SET PROBLEM: Within the records that follow, find every line containing the string "color". Copy those lines.

DATA EXTRACT:
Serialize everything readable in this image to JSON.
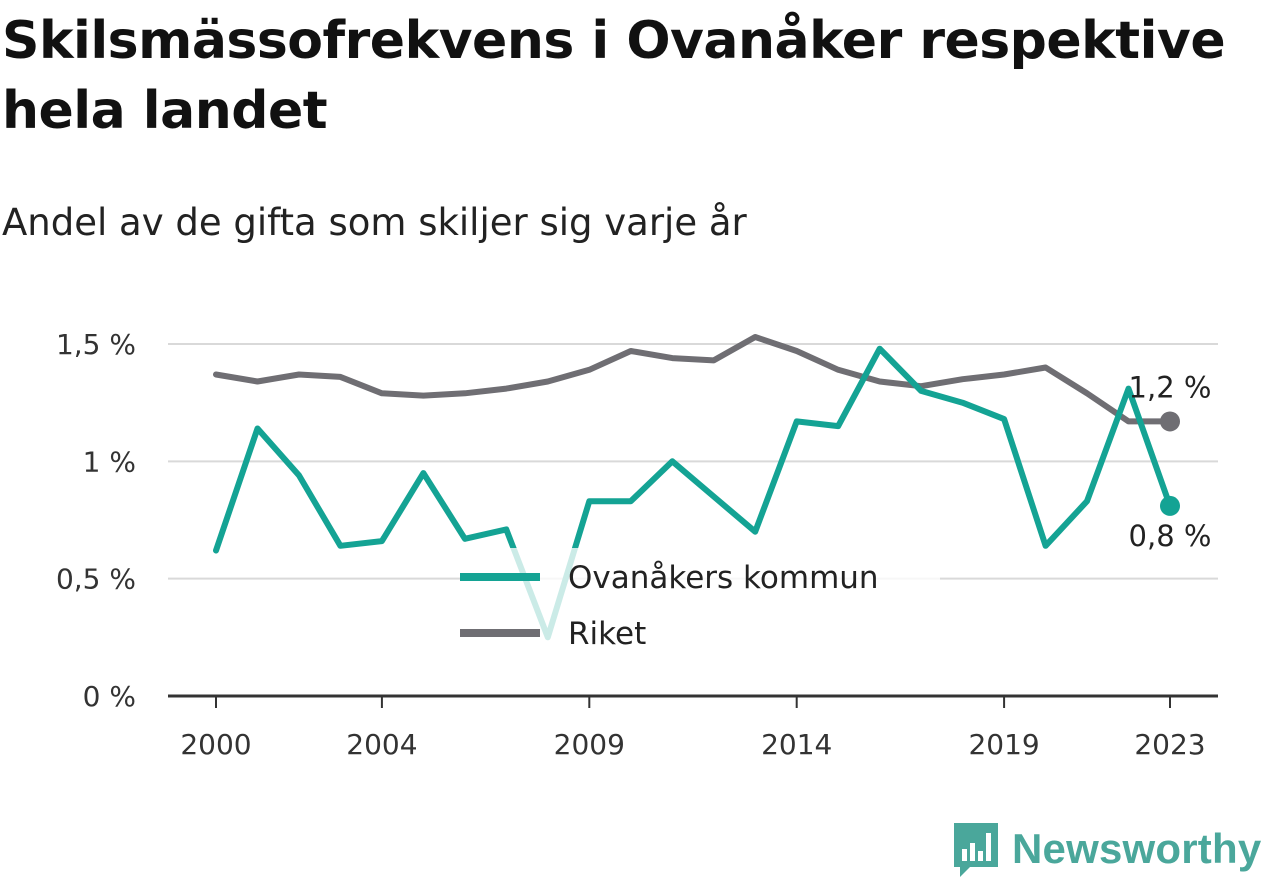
{
  "title": "Skilsmässofrekvens i Ovanåker respektive hela landet",
  "subtitle": "Andel av de gifta som skiljer sig varje år",
  "brand": {
    "name": "Newsworthy",
    "icon": "bar-chart-speech-bubble-icon",
    "color": "#4aa79b"
  },
  "chart_data": {
    "type": "line",
    "x": [
      2000,
      2001,
      2002,
      2003,
      2004,
      2005,
      2006,
      2007,
      2008,
      2009,
      2010,
      2011,
      2012,
      2013,
      2014,
      2015,
      2016,
      2017,
      2018,
      2019,
      2020,
      2021,
      2022,
      2023
    ],
    "x_ticks": [
      "2000",
      "2004",
      "2009",
      "2014",
      "2019",
      "2023"
    ],
    "y_ticks": [
      "0 %",
      "0,5 %",
      "1 %",
      "1,5 %"
    ],
    "y_tick_values": [
      0,
      0.5,
      1,
      1.5
    ],
    "ylim": [
      0,
      1.5
    ],
    "xlabel": "",
    "ylabel": "",
    "grid": "horizontal",
    "legend_position": "center-bottom",
    "series": [
      {
        "name": "Ovanåkers kommun",
        "color": "#14a394",
        "values": [
          0.62,
          1.14,
          0.94,
          0.64,
          0.66,
          0.95,
          0.67,
          0.71,
          0.25,
          0.83,
          0.83,
          1.0,
          0.85,
          0.7,
          1.17,
          1.15,
          1.48,
          1.3,
          1.25,
          1.18,
          0.64,
          0.83,
          1.31,
          0.81
        ],
        "end_label": "0,8 %"
      },
      {
        "name": "Riket",
        "color": "#6f6e73",
        "values": [
          1.37,
          1.34,
          1.37,
          1.36,
          1.29,
          1.28,
          1.29,
          1.31,
          1.34,
          1.39,
          1.47,
          1.44,
          1.43,
          1.53,
          1.47,
          1.39,
          1.34,
          1.32,
          1.35,
          1.37,
          1.4,
          1.29,
          1.17,
          1.17
        ],
        "end_label": "1,2 %"
      }
    ]
  }
}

WORKED SOLUTION:
    "color": "#4aa79b"
        "color": "#14a394",
        "color": "#6f6e73",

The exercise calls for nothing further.